# Short exercise
Leave out the pictures and reproduce all of the data exactly.

(Dataset items)
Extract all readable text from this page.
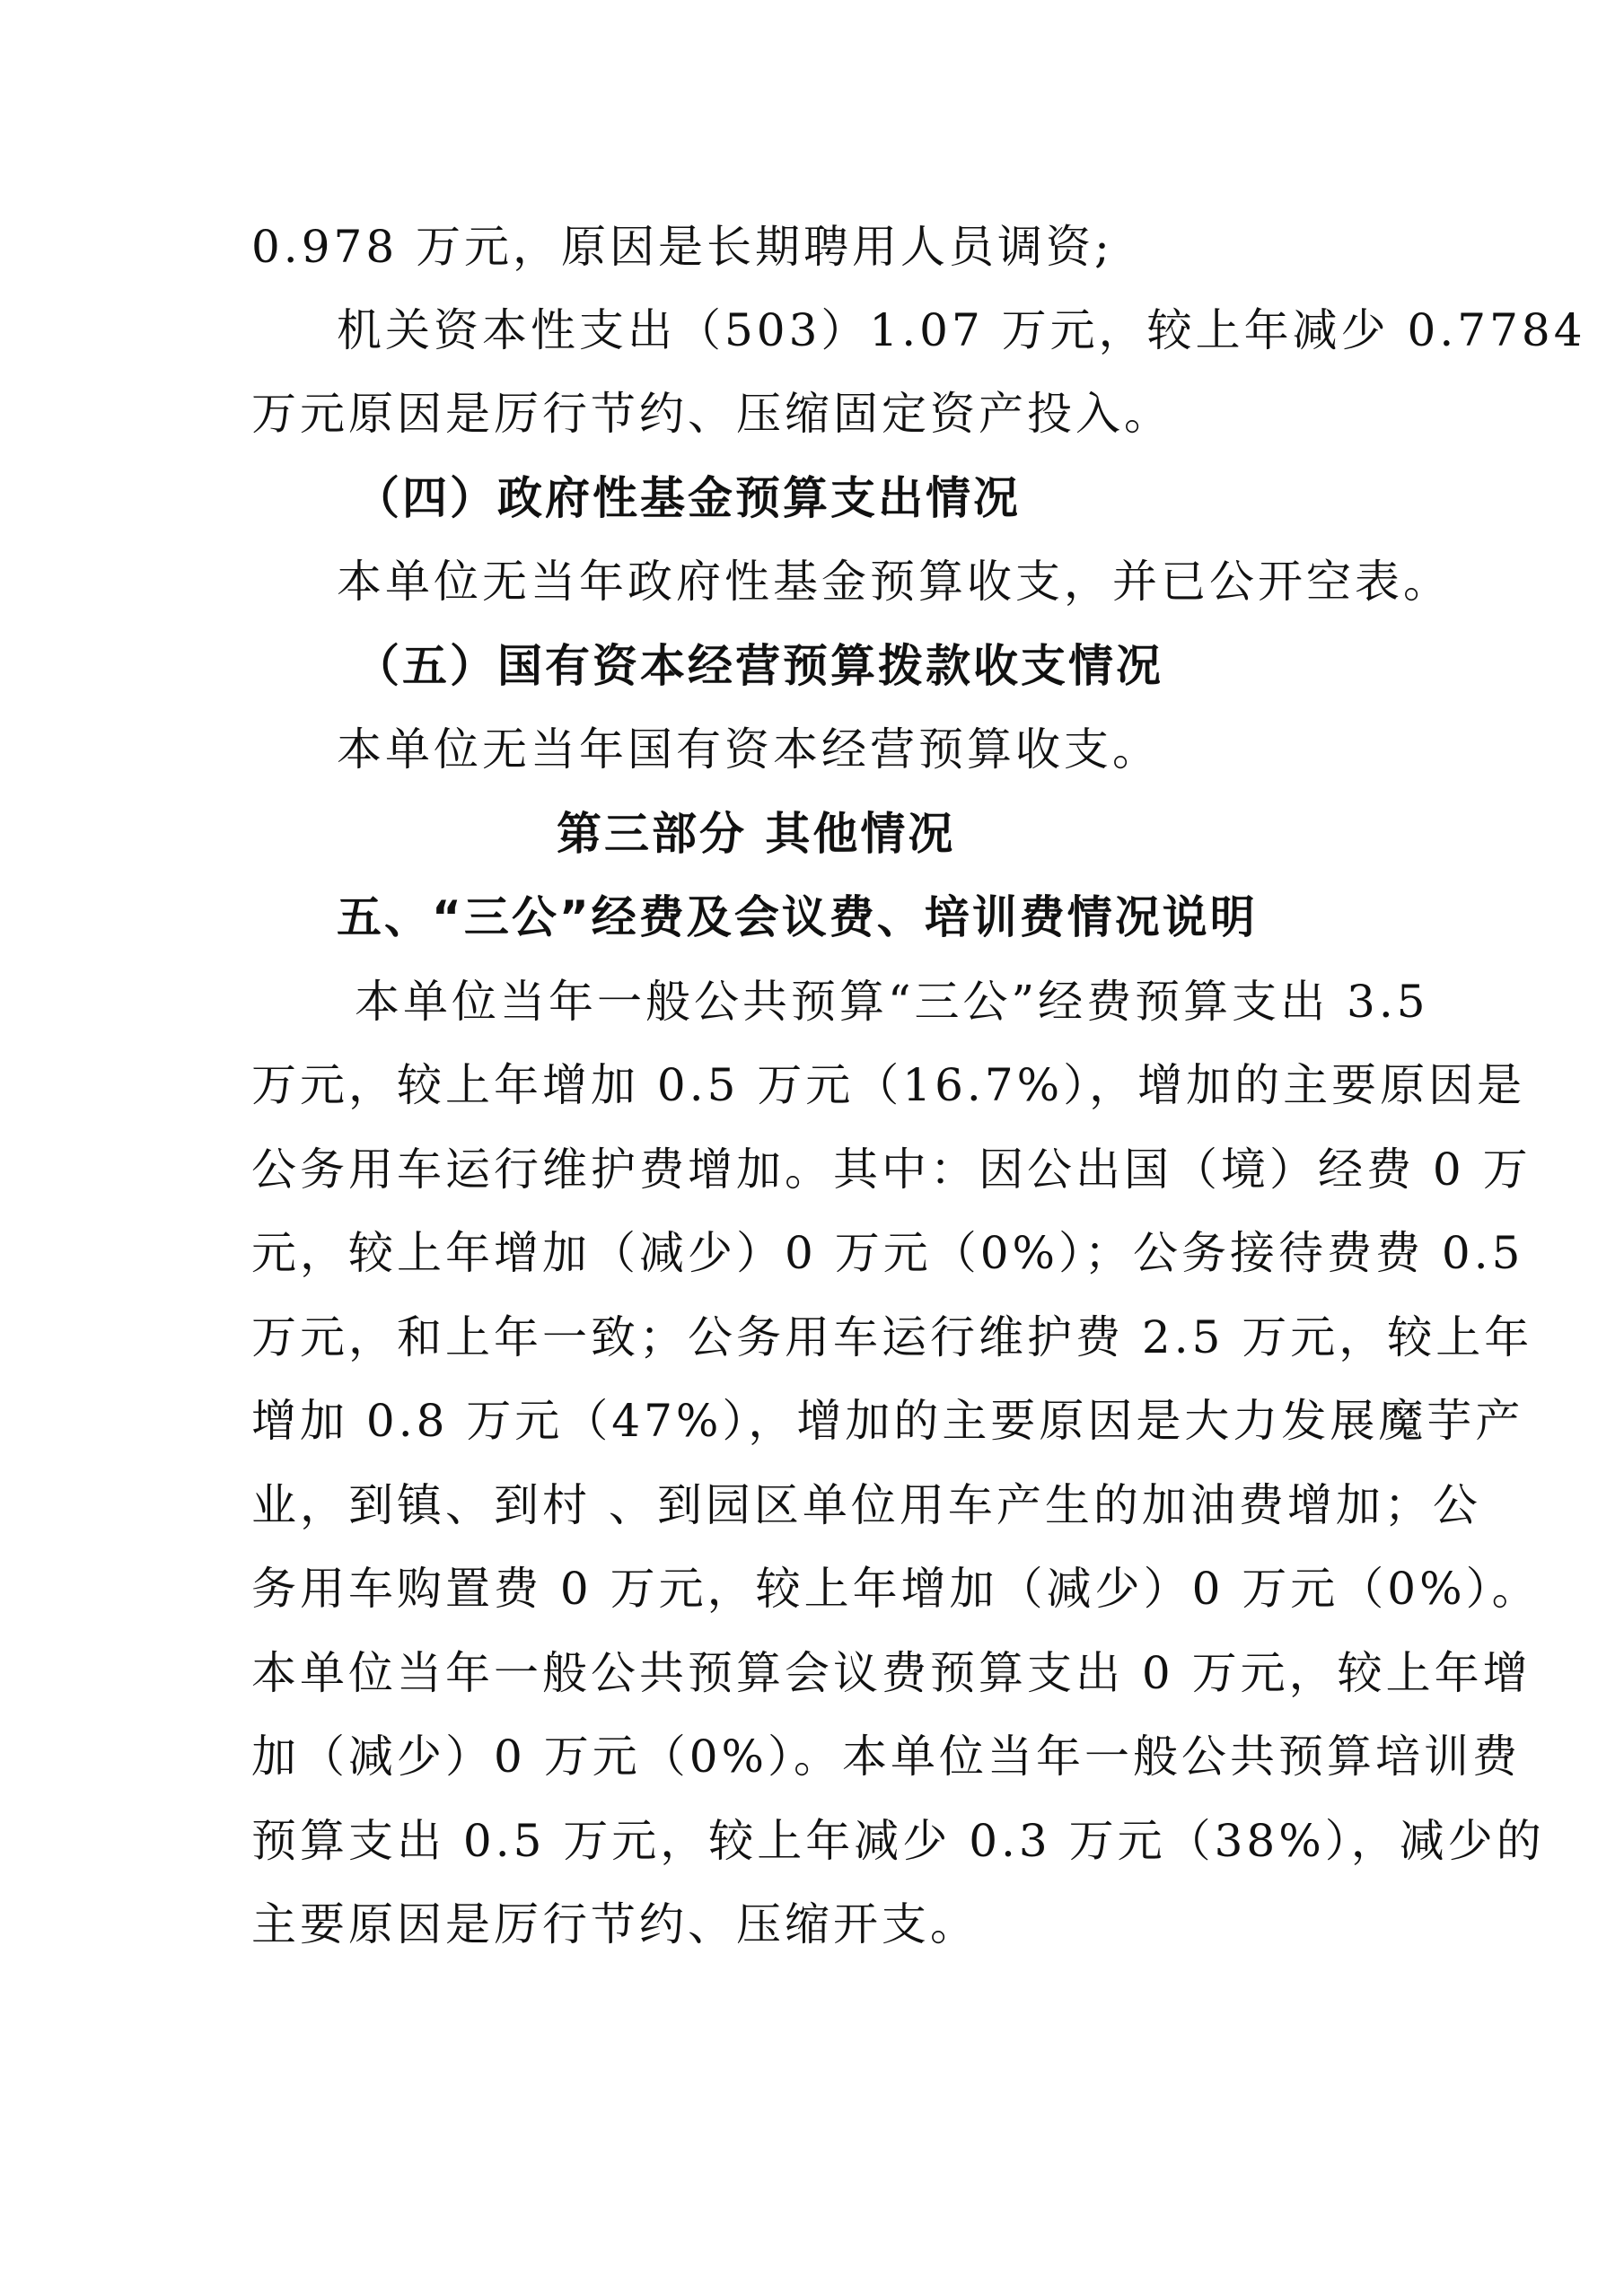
0.978 万元，原因是长期聘用人员调资;
机关资本性支出（503）1.07 万元，较上年减少 0.7784
万元原因是厉行节约、压缩固定资产投入。
（四）政府性基金预算支出情况
本单位无当年政府性基金预算收支，并已公开空表。
（五）国有资本经营预算拨款收支情况
本单位无当年国有资本经营预算收支。
第三部分 其他情况
五、“三公”经费及会议费、培训费情况说明
本单位当年一般公共预算“三公”经费预算支出 3.5
万元，较上年增加 0.5 万元（16.7%），增加的主要原因是
公务用车运行维护费增加。其中：因公出国（境）经费 0 万
元，较上年增加（减少）0 万元（0%）；公务接待费费 0.5
万元，和上年一致；公务用车运行维护费 2.5 万元，较上年
增加 0.8 万元（47%），增加的主要原因是大力发展魔芋产
业，到镇、到村 、到园区单位用车产生的加油费增加；公
务用车购置费 0 万元，较上年增加（减少）0 万元（0%）。
本单位当年一般公共预算会议费预算支出 0 万元，较上年增
加（减少）0 万元（0%）。本单位当年一般公共预算培训费
预算支出 0.5 万元，较上年减少 0.3 万元（38%），减少的
主要原因是厉行节约、压缩开支。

# Output of the exercise
Extract all readable text from this page.
0.978 万元，原因是长期聘用人员调资;
机关资本性支出（503）1.07 万元，较上年减少 0.7784
万元原因是厉行节约、压缩固定资产投入。
（四）政府性基金预算支出情况
本单位无当年政府性基金预算收支，并已公开空表。
（五）国有资本经营预算拨款收支情况
本单位无当年国有资本经营预算收支。
第三部分 其他情况
五、“三公”经费及会议费、培训费情况说明
本单位当年一般公共预算“三公”经费预算支出 3.5
万元，较上年增加 0.5 万元（16.7%），增加的主要原因是
公务用车运行维护费增加。其中：因公出国（境）经费 0 万
元，较上年增加（减少）0 万元（0%）；公务接待费费 0.5
万元，和上年一致；公务用车运行维护费 2.5 万元，较上年
增加 0.8 万元（47%），增加的主要原因是大力发展魔芋产
业，到镇、到村 、到园区单位用车产生的加油费增加；公
务用车购置费 0 万元，较上年增加（减少）0 万元（0%）。
本单位当年一般公共预算会议费预算支出 0 万元，较上年增
加（减少）0 万元（0%）。本单位当年一般公共预算培训费
预算支出 0.5 万元，较上年减少 0.3 万元（38%），减少的
主要原因是厉行节约、压缩开支。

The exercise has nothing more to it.